----- RECORDS FOR PROCESSING -----

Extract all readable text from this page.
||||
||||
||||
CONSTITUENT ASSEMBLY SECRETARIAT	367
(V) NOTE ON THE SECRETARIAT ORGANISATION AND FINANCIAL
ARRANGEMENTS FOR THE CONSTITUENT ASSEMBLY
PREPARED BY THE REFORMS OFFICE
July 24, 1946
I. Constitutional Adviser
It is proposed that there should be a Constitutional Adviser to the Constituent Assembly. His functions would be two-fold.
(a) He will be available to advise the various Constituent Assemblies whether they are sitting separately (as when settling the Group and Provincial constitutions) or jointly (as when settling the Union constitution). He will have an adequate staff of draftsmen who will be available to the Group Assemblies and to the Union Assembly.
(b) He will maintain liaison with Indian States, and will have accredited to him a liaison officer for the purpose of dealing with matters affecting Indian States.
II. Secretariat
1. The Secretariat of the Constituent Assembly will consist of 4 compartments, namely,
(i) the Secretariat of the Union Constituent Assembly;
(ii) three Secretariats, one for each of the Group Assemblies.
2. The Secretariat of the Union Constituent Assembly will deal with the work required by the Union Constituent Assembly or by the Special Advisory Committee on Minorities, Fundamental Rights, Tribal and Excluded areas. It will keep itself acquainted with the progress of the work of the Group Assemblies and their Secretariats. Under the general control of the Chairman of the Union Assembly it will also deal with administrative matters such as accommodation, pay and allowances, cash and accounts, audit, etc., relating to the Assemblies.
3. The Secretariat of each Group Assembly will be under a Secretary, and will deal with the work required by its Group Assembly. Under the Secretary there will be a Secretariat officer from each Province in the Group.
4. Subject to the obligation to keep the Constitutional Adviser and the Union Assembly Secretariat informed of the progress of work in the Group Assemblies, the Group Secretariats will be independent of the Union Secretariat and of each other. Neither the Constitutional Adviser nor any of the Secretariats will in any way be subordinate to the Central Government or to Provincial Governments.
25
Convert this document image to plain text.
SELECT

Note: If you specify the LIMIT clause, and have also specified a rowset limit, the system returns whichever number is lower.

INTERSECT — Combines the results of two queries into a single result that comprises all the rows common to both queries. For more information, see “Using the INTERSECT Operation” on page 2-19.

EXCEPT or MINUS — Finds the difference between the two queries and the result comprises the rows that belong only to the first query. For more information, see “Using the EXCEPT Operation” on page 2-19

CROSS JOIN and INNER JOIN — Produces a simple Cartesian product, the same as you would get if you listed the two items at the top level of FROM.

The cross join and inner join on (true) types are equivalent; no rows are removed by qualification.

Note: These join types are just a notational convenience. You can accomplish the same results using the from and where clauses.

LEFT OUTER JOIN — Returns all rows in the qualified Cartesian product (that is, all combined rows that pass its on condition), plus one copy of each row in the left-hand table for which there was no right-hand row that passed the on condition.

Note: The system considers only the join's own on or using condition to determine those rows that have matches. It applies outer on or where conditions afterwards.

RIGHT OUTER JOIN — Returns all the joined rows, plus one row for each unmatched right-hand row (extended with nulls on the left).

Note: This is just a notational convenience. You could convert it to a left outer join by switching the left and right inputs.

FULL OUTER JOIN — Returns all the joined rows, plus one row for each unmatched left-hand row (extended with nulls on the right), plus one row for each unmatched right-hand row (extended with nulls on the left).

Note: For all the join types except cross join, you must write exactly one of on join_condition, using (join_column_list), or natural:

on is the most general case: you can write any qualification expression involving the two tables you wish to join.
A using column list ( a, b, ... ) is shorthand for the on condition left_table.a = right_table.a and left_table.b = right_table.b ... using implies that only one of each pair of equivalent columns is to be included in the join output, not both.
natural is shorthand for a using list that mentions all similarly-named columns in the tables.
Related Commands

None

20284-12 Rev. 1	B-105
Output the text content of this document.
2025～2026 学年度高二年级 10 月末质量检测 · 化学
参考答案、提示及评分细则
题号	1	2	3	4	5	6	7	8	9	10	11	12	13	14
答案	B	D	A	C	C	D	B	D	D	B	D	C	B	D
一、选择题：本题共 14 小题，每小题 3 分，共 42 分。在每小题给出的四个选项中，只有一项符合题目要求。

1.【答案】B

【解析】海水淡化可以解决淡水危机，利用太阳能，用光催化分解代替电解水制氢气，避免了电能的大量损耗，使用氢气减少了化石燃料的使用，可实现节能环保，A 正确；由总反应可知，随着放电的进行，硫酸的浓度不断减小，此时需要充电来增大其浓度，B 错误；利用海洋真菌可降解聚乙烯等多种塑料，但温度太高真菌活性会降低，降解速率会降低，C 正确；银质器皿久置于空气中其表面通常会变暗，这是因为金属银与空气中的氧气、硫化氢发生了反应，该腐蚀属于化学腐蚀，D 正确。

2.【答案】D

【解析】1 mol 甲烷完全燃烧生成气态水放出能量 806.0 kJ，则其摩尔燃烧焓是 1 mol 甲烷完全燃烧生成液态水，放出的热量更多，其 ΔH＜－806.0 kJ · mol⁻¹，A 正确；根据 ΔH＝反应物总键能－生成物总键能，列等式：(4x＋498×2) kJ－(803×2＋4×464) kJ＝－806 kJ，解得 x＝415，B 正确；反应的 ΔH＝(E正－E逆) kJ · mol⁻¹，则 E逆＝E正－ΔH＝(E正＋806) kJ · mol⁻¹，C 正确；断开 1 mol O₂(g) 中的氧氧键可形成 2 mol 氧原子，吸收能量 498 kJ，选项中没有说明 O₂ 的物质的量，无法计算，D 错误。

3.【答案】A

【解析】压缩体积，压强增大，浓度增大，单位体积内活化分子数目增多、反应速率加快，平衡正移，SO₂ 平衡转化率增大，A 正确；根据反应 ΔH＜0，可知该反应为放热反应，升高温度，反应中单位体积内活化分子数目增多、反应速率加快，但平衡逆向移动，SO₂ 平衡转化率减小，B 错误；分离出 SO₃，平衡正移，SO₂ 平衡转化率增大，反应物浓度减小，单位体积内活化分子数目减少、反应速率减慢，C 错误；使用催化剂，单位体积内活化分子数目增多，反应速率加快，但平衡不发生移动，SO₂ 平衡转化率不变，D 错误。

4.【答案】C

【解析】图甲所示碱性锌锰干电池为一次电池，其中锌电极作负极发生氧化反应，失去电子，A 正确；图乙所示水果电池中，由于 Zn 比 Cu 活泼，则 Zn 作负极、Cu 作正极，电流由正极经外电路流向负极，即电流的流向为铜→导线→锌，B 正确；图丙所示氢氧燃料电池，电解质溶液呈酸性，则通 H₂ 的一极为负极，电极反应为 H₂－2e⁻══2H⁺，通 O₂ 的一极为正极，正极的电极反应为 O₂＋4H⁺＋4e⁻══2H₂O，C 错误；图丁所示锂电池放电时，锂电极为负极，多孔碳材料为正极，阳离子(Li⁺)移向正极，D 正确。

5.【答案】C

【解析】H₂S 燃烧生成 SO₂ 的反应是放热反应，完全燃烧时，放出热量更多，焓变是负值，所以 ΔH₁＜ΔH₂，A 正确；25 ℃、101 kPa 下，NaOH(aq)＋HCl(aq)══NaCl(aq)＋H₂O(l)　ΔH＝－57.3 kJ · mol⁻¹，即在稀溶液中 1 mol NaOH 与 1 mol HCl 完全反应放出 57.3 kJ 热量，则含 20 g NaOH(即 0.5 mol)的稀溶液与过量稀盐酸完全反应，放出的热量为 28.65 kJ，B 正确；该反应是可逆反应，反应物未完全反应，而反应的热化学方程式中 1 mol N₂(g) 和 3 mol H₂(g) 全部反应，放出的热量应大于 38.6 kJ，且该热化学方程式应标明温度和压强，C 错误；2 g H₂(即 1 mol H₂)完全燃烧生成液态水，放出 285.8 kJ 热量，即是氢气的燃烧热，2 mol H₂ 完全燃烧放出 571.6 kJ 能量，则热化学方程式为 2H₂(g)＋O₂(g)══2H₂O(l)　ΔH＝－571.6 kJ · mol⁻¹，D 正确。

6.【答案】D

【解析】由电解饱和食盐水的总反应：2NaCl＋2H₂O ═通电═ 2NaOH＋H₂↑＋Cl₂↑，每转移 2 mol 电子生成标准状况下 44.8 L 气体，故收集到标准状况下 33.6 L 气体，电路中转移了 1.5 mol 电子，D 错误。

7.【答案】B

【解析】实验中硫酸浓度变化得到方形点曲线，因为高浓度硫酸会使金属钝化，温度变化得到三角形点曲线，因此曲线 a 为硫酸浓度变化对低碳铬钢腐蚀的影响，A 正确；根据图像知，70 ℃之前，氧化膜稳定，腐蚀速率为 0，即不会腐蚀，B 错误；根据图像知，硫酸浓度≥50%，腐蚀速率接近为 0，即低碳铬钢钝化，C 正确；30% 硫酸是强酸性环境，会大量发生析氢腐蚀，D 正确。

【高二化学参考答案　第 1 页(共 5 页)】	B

-----

Copy each line of the records that contains the word "document".

▸ EXERCISE OUTPUT:
Convert this document image to plain text.
Output the text content of this document.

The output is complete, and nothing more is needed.